• **Énoncé 1**:
Répondez aux questions suivantes sur l'extrait consacré aux livres Marval :
(a) Dans quelle ville le père imprimait-il son guide administratif ?
(b) Que rapporta-t-il un jour de cette ville ?
(c) À quel endroit ces livres ont-ils été déposés à la fin de l'extrait ?
===== Passage extrait
Mon père éditait un guide administratif qu’il imprimait à Montreuil. Il revenait de ces expéditions banlieusardes avec ses bons-à-tirer et des ouvrages offerts par l’imprimeur. Peut-être l’imprimeur était-il fier de ces livres? Ou alors des exemplaires lui étaient restés ? Peut-être mon père s’était-il arrêté, intrigué, feuilletant un livre, puis un autre, interrompant la négociation en cours sur le prix du guide à publier ?
Un jour il revint avec la collection complète des livres de photographie Marval. Sans doute avaient-ils fait affaire. Mon père s’était plaint d’avoir dû traverser Montreuil à pied. Il était chargé.

Il y a quelques années ma mère a à son tour pris les Marval sous le bras pour les porter chez moi. Elle pensait que j’en aurai plus l’usage qu’eux et me recommandait de les garder à portée de main.
Il y a dans ces cadeaux tardifs un goût de testament. Ou peut-être d'adolescence. Voir d'enfance.
J’avais oublié ces livres. Je ne savais même pas qu'ils existaient encore. Je les ai déposés dans un coin de bibliothèque, secteur photographie. Et je n'y ai plus pensé.
==========
• **Énoncé 2**:
Recopiez à l'identique, s'il vous plaît, des lignes des entrées. Commencez à la toute première ligne des entrées et arrêtez-vous après celle qui contient « hole-icon bbox=[1757, 597, 1785, 625] », cette dernière incluse.
===== Entrées de l'exercice
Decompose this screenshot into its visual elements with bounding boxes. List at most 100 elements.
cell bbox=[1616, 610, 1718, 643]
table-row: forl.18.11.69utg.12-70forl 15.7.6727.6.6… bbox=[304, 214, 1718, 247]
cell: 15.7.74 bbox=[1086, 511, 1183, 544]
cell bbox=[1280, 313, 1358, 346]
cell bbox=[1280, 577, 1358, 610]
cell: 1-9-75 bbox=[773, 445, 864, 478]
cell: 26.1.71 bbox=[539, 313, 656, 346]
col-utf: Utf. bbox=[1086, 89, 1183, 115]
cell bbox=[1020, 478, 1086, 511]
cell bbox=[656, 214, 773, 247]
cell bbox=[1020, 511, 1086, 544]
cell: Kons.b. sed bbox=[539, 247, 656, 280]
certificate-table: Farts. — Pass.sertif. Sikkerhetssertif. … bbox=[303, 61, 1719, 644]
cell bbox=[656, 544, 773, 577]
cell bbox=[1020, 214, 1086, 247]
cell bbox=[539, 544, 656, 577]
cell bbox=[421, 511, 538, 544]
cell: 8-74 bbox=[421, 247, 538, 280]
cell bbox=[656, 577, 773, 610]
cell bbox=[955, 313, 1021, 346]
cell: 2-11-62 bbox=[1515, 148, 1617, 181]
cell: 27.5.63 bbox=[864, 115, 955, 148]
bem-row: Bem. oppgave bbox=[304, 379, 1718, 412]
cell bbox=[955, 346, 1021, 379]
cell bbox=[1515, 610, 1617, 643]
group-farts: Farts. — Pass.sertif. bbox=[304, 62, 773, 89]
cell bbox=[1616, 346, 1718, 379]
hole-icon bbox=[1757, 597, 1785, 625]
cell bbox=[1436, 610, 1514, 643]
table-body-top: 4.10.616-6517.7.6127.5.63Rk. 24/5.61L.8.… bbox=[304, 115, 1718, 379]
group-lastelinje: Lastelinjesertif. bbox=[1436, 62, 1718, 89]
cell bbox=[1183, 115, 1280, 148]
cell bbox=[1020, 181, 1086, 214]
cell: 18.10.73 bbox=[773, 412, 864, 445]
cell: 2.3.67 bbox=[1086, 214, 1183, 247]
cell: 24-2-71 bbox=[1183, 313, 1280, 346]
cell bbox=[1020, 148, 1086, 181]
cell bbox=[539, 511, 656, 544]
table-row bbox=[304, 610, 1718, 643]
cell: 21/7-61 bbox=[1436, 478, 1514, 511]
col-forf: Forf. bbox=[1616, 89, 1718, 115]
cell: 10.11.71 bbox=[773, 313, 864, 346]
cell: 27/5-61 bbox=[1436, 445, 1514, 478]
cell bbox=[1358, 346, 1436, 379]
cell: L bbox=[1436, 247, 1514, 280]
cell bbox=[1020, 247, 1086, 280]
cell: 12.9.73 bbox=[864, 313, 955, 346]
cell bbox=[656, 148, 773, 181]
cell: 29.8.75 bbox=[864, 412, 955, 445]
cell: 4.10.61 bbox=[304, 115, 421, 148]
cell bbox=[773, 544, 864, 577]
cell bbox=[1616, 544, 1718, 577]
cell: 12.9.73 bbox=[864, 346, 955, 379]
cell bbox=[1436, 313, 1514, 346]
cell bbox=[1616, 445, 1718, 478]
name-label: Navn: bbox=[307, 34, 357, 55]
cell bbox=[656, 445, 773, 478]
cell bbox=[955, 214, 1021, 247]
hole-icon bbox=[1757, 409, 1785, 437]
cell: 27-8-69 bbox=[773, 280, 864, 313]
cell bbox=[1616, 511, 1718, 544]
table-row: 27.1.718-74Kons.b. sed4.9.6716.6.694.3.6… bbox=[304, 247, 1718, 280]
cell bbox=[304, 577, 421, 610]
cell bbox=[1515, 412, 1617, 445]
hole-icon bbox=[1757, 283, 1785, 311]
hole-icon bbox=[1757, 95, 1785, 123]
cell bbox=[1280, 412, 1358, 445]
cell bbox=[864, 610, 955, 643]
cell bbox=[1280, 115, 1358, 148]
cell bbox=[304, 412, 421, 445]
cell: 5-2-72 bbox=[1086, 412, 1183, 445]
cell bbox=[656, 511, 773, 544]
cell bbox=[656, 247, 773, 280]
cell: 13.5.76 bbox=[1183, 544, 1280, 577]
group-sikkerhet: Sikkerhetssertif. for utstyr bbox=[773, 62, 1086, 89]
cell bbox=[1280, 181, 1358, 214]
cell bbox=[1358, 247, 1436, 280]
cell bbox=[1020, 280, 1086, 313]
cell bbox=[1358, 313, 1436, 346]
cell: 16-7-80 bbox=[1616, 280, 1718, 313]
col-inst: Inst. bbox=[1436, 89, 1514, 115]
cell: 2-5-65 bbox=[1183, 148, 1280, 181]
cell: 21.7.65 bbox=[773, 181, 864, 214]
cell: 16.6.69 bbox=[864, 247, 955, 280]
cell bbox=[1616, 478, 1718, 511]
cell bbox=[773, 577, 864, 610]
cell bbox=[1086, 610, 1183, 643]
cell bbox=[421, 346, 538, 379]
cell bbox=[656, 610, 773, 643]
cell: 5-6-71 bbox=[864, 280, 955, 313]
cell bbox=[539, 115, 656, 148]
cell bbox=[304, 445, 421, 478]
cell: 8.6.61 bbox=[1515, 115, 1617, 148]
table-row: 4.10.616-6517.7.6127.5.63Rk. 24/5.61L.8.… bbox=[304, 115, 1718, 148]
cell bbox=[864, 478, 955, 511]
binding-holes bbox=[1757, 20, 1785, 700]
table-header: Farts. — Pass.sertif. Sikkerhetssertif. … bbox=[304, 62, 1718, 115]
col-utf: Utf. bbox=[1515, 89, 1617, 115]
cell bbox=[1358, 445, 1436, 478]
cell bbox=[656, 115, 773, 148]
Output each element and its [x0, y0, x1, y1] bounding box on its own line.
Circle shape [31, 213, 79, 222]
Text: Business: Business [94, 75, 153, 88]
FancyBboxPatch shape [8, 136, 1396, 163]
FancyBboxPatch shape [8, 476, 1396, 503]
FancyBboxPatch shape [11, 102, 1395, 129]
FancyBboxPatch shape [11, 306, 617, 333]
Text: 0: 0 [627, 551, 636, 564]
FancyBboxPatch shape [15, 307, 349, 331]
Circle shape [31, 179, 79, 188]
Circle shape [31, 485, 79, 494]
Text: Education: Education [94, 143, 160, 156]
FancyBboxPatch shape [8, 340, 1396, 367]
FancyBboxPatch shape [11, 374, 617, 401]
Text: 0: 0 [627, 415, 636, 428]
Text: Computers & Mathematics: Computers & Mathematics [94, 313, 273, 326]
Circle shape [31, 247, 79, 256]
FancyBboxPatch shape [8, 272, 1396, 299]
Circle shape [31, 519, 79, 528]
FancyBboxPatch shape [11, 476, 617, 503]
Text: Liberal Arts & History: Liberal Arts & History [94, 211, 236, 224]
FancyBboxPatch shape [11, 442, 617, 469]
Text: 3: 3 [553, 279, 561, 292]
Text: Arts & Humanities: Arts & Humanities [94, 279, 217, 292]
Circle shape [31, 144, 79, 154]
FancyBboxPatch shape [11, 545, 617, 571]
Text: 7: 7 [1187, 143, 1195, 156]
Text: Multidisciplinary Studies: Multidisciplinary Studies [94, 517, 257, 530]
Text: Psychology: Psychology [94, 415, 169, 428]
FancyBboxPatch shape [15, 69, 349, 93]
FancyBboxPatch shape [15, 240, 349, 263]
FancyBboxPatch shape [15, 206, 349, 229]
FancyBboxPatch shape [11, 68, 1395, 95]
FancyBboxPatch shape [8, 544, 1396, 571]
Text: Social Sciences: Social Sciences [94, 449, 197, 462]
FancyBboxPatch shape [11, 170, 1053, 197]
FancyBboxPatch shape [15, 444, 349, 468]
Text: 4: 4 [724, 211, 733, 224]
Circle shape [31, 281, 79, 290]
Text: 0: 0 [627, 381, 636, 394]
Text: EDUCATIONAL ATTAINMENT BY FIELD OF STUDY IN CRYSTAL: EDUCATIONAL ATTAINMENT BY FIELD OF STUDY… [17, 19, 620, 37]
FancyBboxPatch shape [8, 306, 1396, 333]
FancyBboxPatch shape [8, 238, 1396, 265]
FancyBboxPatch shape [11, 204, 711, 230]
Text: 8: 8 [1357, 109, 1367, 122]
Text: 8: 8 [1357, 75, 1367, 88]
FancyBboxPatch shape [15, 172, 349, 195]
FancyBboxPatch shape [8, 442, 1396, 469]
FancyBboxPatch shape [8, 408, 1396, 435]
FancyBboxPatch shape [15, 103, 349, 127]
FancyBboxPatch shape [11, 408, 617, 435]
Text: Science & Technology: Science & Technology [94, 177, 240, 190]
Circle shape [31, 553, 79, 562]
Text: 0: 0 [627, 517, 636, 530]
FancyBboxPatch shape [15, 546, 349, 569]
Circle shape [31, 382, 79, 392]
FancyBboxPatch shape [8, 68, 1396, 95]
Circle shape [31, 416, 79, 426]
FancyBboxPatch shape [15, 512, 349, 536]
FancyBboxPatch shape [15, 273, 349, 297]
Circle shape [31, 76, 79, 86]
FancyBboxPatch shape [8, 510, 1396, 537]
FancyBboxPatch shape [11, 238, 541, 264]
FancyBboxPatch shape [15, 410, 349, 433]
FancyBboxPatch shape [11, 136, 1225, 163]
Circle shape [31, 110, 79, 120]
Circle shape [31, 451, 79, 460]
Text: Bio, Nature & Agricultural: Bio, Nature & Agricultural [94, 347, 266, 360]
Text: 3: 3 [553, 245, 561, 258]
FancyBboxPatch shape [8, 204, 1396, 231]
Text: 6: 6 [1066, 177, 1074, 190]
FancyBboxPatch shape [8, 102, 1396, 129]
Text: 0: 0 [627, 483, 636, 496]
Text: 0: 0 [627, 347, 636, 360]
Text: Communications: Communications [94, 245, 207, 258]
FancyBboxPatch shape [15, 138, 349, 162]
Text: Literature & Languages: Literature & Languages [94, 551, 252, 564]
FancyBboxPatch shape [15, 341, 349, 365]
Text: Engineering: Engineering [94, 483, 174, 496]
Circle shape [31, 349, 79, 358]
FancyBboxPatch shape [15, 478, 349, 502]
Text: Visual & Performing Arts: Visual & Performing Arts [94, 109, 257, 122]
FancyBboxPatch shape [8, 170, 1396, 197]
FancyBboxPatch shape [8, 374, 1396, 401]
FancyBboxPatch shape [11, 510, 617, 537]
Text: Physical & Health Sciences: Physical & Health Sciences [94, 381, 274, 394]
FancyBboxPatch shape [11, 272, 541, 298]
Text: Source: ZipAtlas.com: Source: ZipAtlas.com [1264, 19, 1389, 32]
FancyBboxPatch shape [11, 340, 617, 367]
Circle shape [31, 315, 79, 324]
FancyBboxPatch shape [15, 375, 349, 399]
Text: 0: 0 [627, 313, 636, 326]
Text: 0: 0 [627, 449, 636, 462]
==========
• **Corrigé 1**:
(a) À Montreuil.
(b) La collection complète des livres de photographie Marval.
(c) Dans un coin de bibliothèque, secteur photographie.

• **Corrigé 2**:
Decompose this screenshot into its visual elements with bounding boxes. List at most 100 elements.
cell bbox=[1616, 610, 1718, 643]
table-row: forl.18.11.69utg.12-70forl 15.7.6727.6.6… bbox=[304, 214, 1718, 247]
cell: 15.7.74 bbox=[1086, 511, 1183, 544]
cell bbox=[1280, 313, 1358, 346]
cell bbox=[1280, 577, 1358, 610]
cell: 1-9-75 bbox=[773, 445, 864, 478]
cell: 26.1.71 bbox=[539, 313, 656, 346]
col-utf: Utf. bbox=[1086, 89, 1183, 115]
cell bbox=[1020, 478, 1086, 511]
cell bbox=[656, 214, 773, 247]
cell bbox=[1020, 511, 1086, 544]
cell: Kons.b. sed bbox=[539, 247, 656, 280]
certificate-table: Farts. — Pass.sertif. Sikkerhetssertif. … bbox=[303, 61, 1719, 644]
cell bbox=[656, 544, 773, 577]
cell bbox=[1020, 214, 1086, 247]
cell bbox=[539, 544, 656, 577]
cell bbox=[421, 511, 538, 544]
cell: 8-74 bbox=[421, 247, 538, 280]
cell bbox=[656, 577, 773, 610]
cell bbox=[955, 313, 1021, 346]
cell: 2-11-62 bbox=[1515, 148, 1617, 181]
cell: 27.5.63 bbox=[864, 115, 955, 148]
bem-row: Bem. oppgave bbox=[304, 379, 1718, 412]
cell bbox=[955, 346, 1021, 379]
cell bbox=[1515, 610, 1617, 643]
group-farts: Farts. — Pass.sertif. bbox=[304, 62, 773, 89]
cell bbox=[1616, 346, 1718, 379]
hole-icon bbox=[1757, 597, 1785, 625]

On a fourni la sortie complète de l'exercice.